• **WHAT YOU WILL DO**
Count up the lines below in which the string "bien" appears. The reply should be that number alone.

• **MATERIAL PROVIDED**
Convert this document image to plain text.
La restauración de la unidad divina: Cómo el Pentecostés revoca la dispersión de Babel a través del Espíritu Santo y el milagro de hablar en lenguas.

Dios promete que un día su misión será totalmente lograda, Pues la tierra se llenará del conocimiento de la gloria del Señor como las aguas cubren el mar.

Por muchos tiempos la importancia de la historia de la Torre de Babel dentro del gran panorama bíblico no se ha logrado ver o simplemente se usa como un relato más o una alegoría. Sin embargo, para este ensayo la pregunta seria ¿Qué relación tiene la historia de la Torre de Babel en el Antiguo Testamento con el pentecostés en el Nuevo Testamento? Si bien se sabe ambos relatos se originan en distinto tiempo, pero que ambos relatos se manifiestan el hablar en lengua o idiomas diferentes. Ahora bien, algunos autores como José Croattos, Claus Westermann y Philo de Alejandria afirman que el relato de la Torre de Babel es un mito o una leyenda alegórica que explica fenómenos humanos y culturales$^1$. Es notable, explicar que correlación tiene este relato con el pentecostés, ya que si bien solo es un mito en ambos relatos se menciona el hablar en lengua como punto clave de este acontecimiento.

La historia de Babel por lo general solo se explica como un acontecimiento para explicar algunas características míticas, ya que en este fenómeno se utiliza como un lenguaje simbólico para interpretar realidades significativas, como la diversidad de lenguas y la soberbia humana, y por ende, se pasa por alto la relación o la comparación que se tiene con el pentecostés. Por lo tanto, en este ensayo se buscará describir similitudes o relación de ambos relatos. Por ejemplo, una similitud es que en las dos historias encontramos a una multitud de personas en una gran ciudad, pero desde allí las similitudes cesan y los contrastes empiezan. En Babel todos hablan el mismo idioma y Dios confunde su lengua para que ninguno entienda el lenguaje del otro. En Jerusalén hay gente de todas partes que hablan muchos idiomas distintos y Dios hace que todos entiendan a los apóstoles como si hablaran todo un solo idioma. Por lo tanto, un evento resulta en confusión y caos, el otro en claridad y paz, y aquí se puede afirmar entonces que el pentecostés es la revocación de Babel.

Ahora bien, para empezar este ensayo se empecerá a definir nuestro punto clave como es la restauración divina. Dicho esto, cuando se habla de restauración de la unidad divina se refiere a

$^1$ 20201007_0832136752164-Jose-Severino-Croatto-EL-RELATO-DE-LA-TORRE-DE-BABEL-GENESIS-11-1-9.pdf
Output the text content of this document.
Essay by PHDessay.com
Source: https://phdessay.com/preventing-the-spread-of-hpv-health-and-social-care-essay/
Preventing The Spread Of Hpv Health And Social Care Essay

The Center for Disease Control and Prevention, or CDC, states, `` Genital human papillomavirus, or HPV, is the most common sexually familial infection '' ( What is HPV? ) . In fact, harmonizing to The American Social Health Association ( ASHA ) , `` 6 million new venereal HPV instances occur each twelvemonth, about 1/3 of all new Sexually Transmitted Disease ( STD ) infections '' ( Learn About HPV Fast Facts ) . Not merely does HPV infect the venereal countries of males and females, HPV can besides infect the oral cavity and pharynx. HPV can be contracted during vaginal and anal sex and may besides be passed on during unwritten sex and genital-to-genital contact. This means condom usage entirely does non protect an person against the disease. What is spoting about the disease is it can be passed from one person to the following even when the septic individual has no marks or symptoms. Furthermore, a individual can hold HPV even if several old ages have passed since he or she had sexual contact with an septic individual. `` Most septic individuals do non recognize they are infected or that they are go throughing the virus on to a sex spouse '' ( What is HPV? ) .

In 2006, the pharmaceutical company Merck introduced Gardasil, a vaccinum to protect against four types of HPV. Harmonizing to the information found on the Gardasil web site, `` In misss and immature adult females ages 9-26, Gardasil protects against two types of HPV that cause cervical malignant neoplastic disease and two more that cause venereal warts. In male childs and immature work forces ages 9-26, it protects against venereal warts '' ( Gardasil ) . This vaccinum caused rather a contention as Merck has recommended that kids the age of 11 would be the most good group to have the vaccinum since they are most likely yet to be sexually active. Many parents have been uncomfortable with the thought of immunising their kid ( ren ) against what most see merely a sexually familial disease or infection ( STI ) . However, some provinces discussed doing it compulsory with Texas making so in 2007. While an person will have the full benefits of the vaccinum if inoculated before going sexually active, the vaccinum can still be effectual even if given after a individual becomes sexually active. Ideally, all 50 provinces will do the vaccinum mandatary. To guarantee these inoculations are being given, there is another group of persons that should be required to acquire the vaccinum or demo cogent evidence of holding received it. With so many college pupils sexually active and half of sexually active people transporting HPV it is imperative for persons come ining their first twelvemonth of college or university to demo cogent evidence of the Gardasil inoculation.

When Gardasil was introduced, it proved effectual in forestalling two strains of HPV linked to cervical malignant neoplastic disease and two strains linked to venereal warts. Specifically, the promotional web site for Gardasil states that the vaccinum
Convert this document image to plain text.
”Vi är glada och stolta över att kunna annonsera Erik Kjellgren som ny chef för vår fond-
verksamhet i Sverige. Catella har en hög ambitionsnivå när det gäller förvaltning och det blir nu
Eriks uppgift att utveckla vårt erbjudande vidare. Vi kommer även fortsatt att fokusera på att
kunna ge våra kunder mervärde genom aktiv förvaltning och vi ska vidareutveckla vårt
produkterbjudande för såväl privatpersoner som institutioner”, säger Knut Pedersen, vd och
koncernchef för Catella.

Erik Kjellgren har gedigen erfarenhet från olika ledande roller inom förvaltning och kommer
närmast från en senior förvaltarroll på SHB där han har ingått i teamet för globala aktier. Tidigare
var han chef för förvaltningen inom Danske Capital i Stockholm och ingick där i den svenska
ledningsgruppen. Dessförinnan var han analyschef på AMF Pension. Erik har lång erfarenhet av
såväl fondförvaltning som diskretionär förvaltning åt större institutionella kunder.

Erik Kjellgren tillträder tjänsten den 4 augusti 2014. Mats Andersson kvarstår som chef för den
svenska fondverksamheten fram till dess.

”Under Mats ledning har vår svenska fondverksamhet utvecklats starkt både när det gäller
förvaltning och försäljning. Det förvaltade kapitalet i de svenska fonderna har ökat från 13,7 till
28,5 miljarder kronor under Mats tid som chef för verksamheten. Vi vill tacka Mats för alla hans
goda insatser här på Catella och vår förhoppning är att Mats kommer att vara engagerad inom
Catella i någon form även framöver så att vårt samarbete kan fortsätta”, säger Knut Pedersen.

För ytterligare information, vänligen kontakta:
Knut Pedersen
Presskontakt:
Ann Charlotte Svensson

• **RESPONSE BELOW**
2